**What is expected:** Set down every entry word for word. Omit the pictures.

Data extracted from a collection
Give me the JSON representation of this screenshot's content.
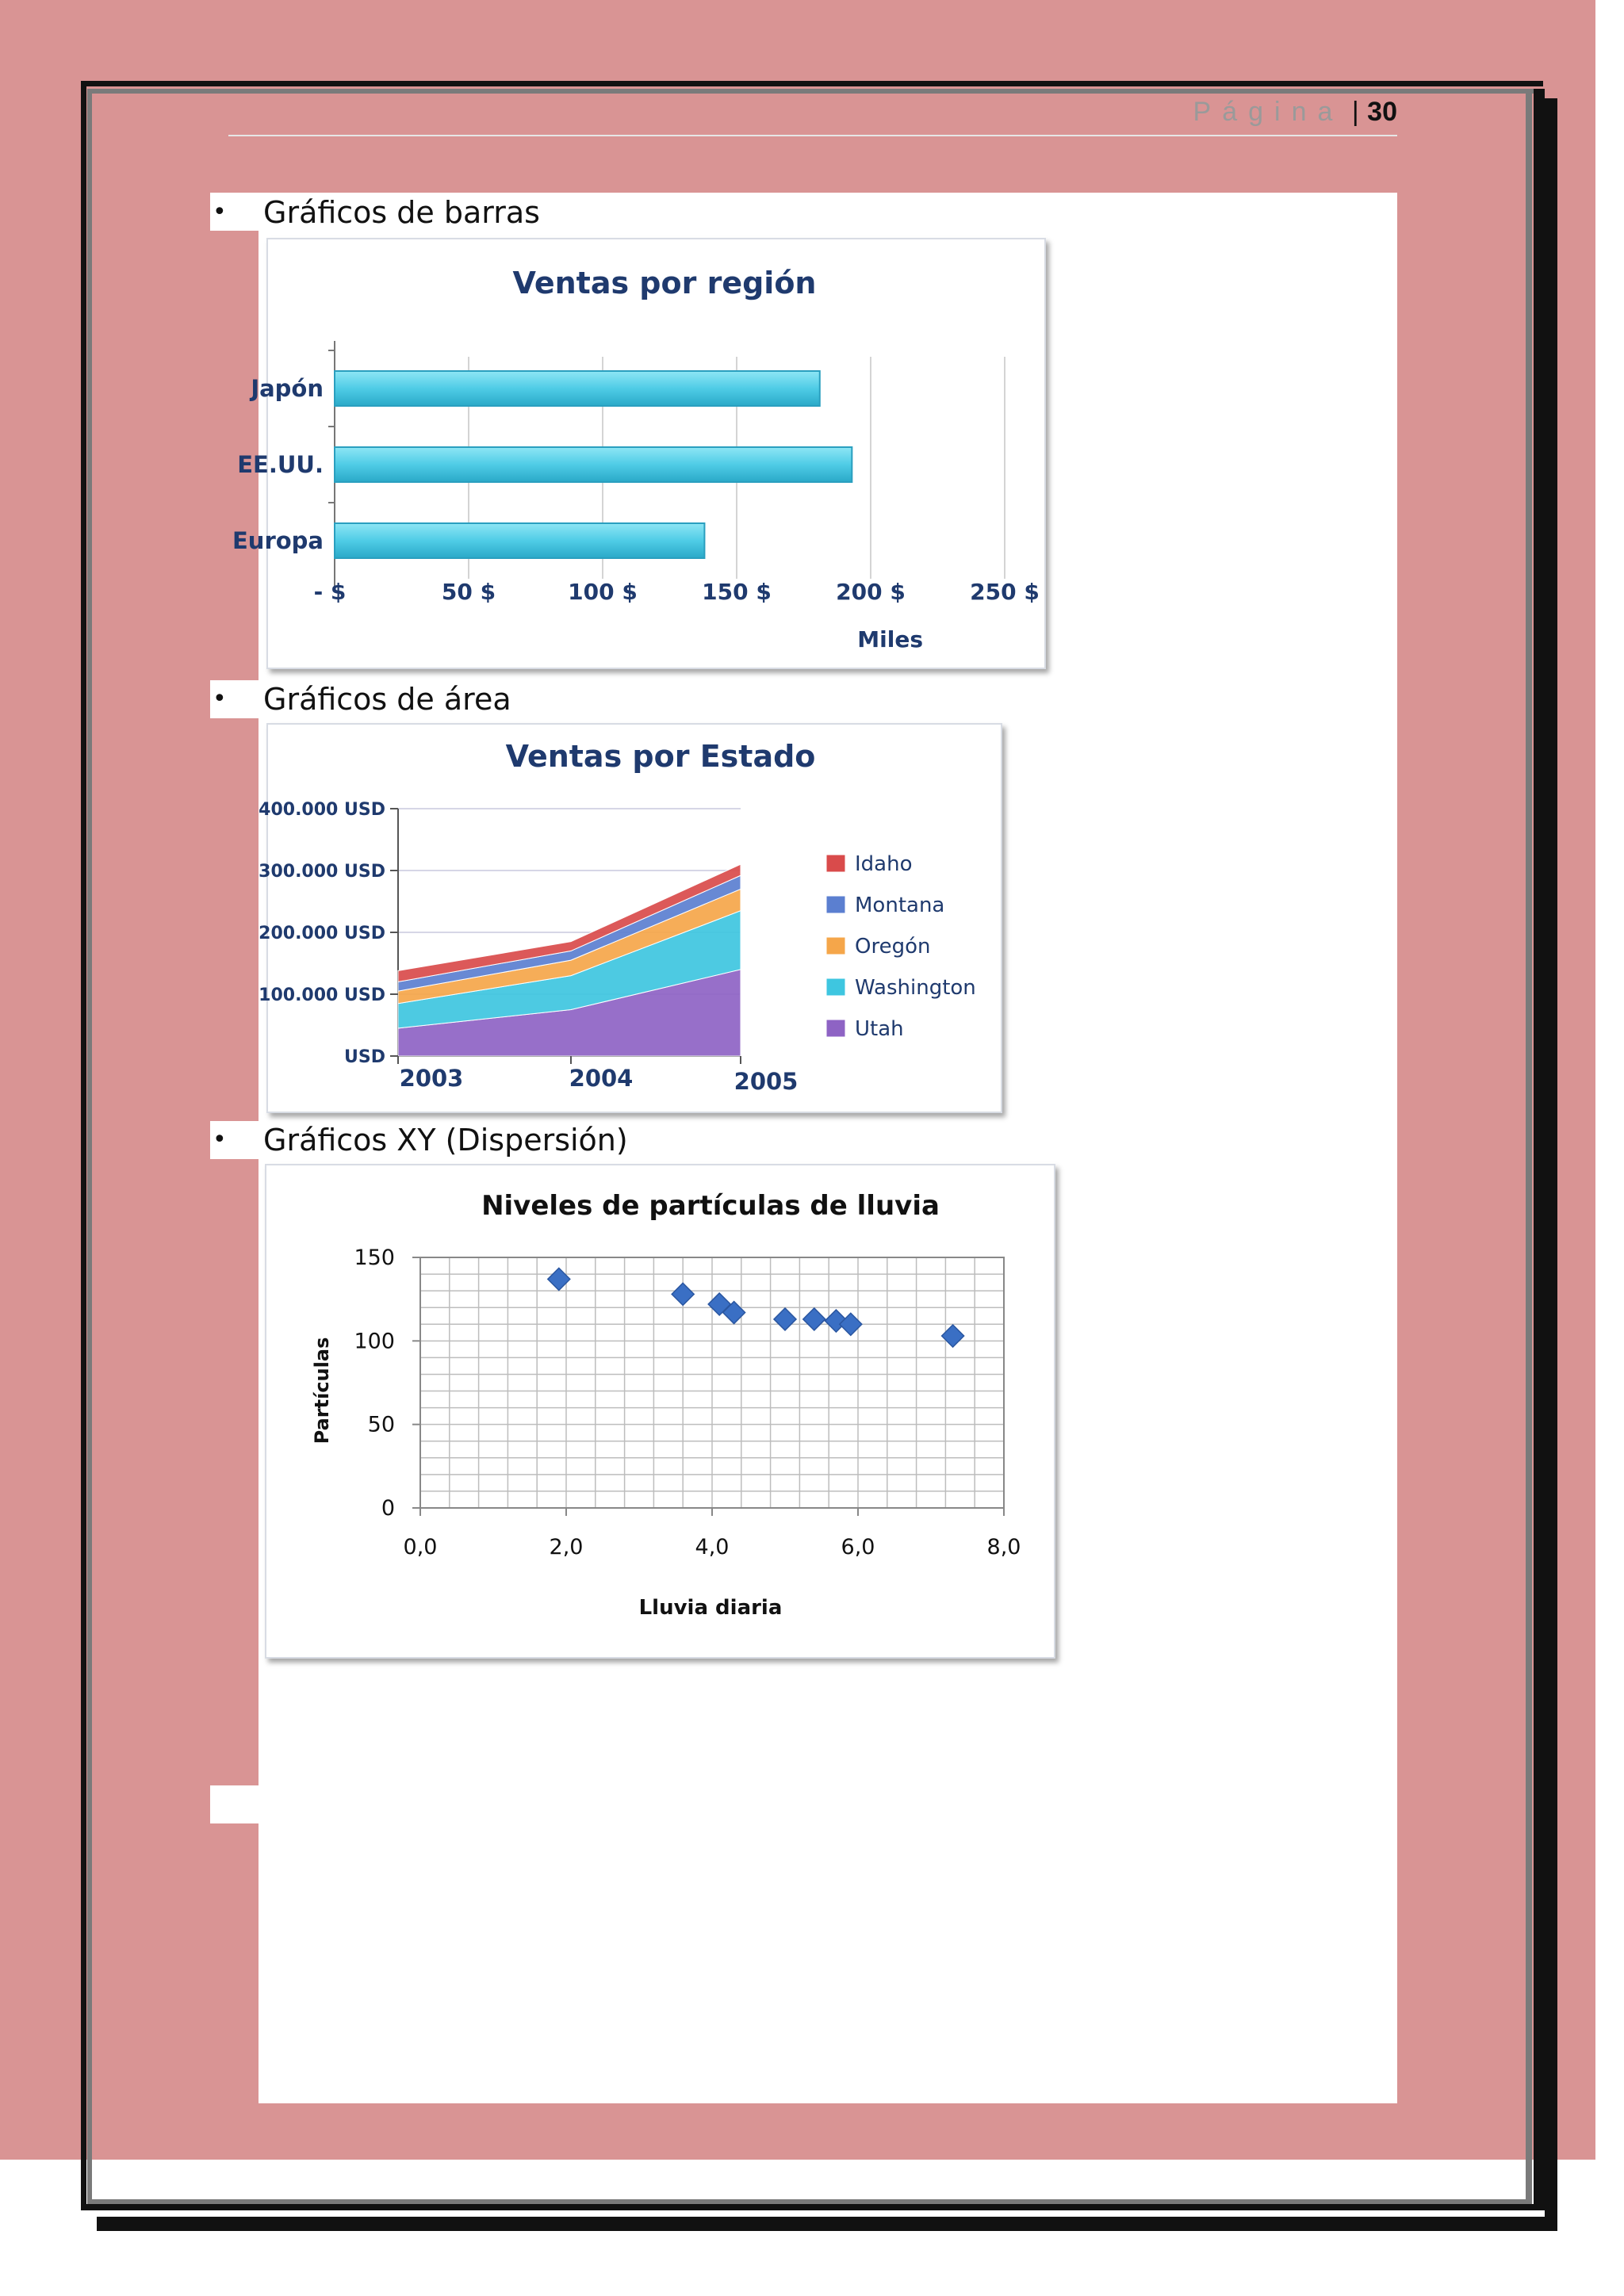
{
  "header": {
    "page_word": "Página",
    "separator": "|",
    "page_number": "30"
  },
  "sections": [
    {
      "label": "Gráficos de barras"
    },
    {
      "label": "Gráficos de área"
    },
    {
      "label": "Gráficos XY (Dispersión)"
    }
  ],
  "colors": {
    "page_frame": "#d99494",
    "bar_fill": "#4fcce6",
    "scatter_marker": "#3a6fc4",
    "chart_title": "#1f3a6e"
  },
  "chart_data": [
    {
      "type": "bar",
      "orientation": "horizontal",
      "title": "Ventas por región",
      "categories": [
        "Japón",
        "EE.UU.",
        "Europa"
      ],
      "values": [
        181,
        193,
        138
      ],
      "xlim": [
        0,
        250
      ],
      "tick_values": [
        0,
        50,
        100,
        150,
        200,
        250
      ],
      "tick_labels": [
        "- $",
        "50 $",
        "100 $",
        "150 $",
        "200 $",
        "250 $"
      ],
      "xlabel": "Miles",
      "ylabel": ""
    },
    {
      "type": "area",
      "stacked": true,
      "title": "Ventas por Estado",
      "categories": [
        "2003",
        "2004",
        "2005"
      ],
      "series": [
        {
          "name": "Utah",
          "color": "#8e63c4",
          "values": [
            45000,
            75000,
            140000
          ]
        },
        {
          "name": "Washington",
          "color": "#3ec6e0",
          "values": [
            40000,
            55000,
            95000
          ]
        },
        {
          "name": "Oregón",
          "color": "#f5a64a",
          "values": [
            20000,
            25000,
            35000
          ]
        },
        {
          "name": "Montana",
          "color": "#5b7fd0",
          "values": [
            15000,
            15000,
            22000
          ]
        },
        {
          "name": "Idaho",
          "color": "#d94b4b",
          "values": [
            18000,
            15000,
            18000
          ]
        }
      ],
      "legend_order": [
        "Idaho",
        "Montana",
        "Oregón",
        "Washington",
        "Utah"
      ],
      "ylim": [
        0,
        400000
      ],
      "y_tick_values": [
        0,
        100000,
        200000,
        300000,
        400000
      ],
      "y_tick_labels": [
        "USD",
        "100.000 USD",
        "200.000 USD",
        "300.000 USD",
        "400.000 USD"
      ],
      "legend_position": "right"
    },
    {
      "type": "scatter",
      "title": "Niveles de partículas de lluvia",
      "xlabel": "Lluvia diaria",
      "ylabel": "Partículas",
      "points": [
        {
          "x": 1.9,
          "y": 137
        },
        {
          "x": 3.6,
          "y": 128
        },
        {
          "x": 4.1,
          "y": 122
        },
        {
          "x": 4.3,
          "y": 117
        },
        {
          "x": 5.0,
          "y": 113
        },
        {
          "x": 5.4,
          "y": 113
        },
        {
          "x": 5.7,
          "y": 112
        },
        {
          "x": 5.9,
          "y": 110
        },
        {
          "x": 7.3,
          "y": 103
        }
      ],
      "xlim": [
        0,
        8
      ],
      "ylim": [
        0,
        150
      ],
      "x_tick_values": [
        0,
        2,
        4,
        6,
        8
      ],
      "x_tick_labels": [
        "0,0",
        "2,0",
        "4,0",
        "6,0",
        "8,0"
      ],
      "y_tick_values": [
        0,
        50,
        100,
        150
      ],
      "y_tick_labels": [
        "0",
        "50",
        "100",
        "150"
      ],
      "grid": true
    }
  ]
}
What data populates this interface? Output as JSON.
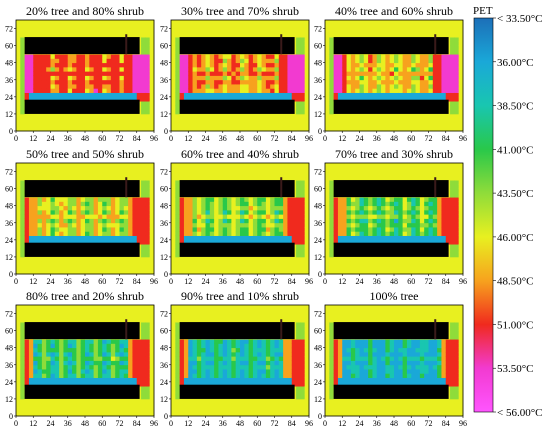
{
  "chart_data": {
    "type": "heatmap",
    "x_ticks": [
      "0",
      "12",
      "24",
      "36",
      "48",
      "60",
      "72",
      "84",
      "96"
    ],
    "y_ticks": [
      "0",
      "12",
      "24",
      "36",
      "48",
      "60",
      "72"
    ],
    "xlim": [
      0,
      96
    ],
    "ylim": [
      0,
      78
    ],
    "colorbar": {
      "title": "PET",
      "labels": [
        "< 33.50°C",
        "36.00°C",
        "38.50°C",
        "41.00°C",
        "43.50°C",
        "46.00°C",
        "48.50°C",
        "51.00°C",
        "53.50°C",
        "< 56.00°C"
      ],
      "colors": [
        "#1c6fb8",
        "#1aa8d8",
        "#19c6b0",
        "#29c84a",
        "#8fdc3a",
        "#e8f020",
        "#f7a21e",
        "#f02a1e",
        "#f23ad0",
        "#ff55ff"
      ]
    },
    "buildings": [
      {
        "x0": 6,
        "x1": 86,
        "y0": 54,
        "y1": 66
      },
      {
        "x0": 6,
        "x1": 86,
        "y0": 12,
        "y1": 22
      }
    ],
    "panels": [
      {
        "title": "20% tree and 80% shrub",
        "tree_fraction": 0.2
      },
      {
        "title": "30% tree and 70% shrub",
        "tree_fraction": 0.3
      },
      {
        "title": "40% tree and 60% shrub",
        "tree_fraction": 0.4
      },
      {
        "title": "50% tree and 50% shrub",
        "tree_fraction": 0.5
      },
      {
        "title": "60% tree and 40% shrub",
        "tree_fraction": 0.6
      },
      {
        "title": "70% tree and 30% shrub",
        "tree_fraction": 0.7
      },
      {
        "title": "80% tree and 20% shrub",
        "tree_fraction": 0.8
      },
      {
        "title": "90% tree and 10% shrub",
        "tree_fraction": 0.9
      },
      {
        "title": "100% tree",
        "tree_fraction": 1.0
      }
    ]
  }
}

**Solved exercise:**
Give me the JSON representation of this screenshot's content.
{
  "header": {
    "page_word": "Página",
    "separator": "|",
    "page_number": "30"
  },
  "sections": [
    {
      "label": "Gráficos de barras"
    },
    {
      "label": "Gráficos de área"
    },
    {
      "label": "Gráficos XY (Dispersión)"
    }
  ],
  "colors": {
    "page_frame": "#d99494",
    "bar_fill": "#4fcce6",
    "scatter_marker": "#3a6fc4",
    "chart_title": "#1f3a6e"
  },
  "chart_data": [
    {
      "type": "bar",
      "orientation": "horizontal",
      "title": "Ventas por región",
      "categories": [
        "Japón",
        "EE.UU.",
        "Europa"
      ],
      "values": [
        181,
        193,
        138
      ],
      "xlim": [
        0,
        250
      ],
      "tick_values": [
        0,
        50,
        100,
        150,
        200,
        250
      ],
      "tick_labels": [
        "- $",
        "50 $",
        "100 $",
        "150 $",
        "200 $",
        "250 $"
      ],
      "xlabel": "Miles",
      "ylabel": ""
    },
    {
      "type": "area",
      "stacked": true,
      "title": "Ventas por Estado",
      "categories": [
        "2003",
        "2004",
        "2005"
      ],
      "series": [
        {
          "name": "Utah",
          "color": "#8e63c4",
          "values": [
            45000,
            75000,
            140000
          ]
        },
        {
          "name": "Washington",
          "color": "#3ec6e0",
          "values": [
            40000,
            55000,
            95000
          ]
        },
        {
          "name": "Oregón",
          "color": "#f5a64a",
          "values": [
            20000,
            25000,
            35000
          ]
        },
        {
          "name": "Montana",
          "color": "#5b7fd0",
          "values": [
            15000,
            15000,
            22000
          ]
        },
        {
          "name": "Idaho",
          "color": "#d94b4b",
          "values": [
            18000,
            15000,
            18000
          ]
        }
      ],
      "legend_order": [
        "Idaho",
        "Montana",
        "Oregón",
        "Washington",
        "Utah"
      ],
      "ylim": [
        0,
        400000
      ],
      "y_tick_values": [
        0,
        100000,
        200000,
        300000,
        400000
      ],
      "y_tick_labels": [
        "USD",
        "100.000 USD",
        "200.000 USD",
        "300.000 USD",
        "400.000 USD"
      ],
      "legend_position": "right"
    },
    {
      "type": "scatter",
      "title": "Niveles de partículas de lluvia",
      "xlabel": "Lluvia diaria",
      "ylabel": "Partículas",
      "points": [
        {
          "x": 1.9,
          "y": 137
        },
        {
          "x": 3.6,
          "y": 128
        },
        {
          "x": 4.1,
          "y": 122
        },
        {
          "x": 4.3,
          "y": 117
        },
        {
          "x": 5.0,
          "y": 113
        },
        {
          "x": 5.4,
          "y": 113
        },
        {
          "x": 5.7,
          "y": 112
        },
        {
          "x": 5.9,
          "y": 110
        },
        {
          "x": 7.3,
          "y": 103
        }
      ],
      "xlim": [
        0,
        8
      ],
      "ylim": [
        0,
        150
      ],
      "x_tick_values": [
        0,
        2,
        4,
        6,
        8
      ],
      "x_tick_labels": [
        "0,0",
        "2,0",
        "4,0",
        "6,0",
        "8,0"
      ],
      "y_tick_values": [
        0,
        50,
        100,
        150
      ],
      "y_tick_labels": [
        "0",
        "50",
        "100",
        "150"
      ],
      "grid": true
    }
  ]
}
What data populates this interface? Output as JSON.
{
  "chart_data": {
    "type": "heatmap",
    "x_ticks": [
      "0",
      "12",
      "24",
      "36",
      "48",
      "60",
      "72",
      "84",
      "96"
    ],
    "y_ticks": [
      "0",
      "12",
      "24",
      "36",
      "48",
      "60",
      "72"
    ],
    "xlim": [
      0,
      96
    ],
    "ylim": [
      0,
      78
    ],
    "colorbar": {
      "title": "PET",
      "labels": [
        "< 33.50°C",
        "36.00°C",
        "38.50°C",
        "41.00°C",
        "43.50°C",
        "46.00°C",
        "48.50°C",
        "51.00°C",
        "53.50°C",
        "< 56.00°C"
      ],
      "colors": [
        "#1c6fb8",
        "#1aa8d8",
        "#19c6b0",
        "#29c84a",
        "#8fdc3a",
        "#e8f020",
        "#f7a21e",
        "#f02a1e",
        "#f23ad0",
        "#ff55ff"
      ]
    },
    "buildings": [
      {
        "x0": 6,
        "x1": 86,
        "y0": 54,
        "y1": 66
      },
      {
        "x0": 6,
        "x1": 86,
        "y0": 12,
        "y1": 22
      }
    ],
    "panels": [
      {
        "title": "20% tree and 80% shrub",
        "tree_fraction": 0.2
      },
      {
        "title": "30% tree and 70% shrub",
        "tree_fraction": 0.3
      },
      {
        "title": "40% tree and 60% shrub",
        "tree_fraction": 0.4
      },
      {
        "title": "50% tree and 50% shrub",
        "tree_fraction": 0.5
      },
      {
        "title": "60% tree and 40% shrub",
        "tree_fraction": 0.6
      },
      {
        "title": "70% tree and 30% shrub",
        "tree_fraction": 0.7
      },
      {
        "title": "80% tree and 20% shrub",
        "tree_fraction": 0.8
      },
      {
        "title": "90% tree and 10% shrub",
        "tree_fraction": 0.9
      },
      {
        "title": "100% tree",
        "tree_fraction": 1.0
      }
    ]
  }
}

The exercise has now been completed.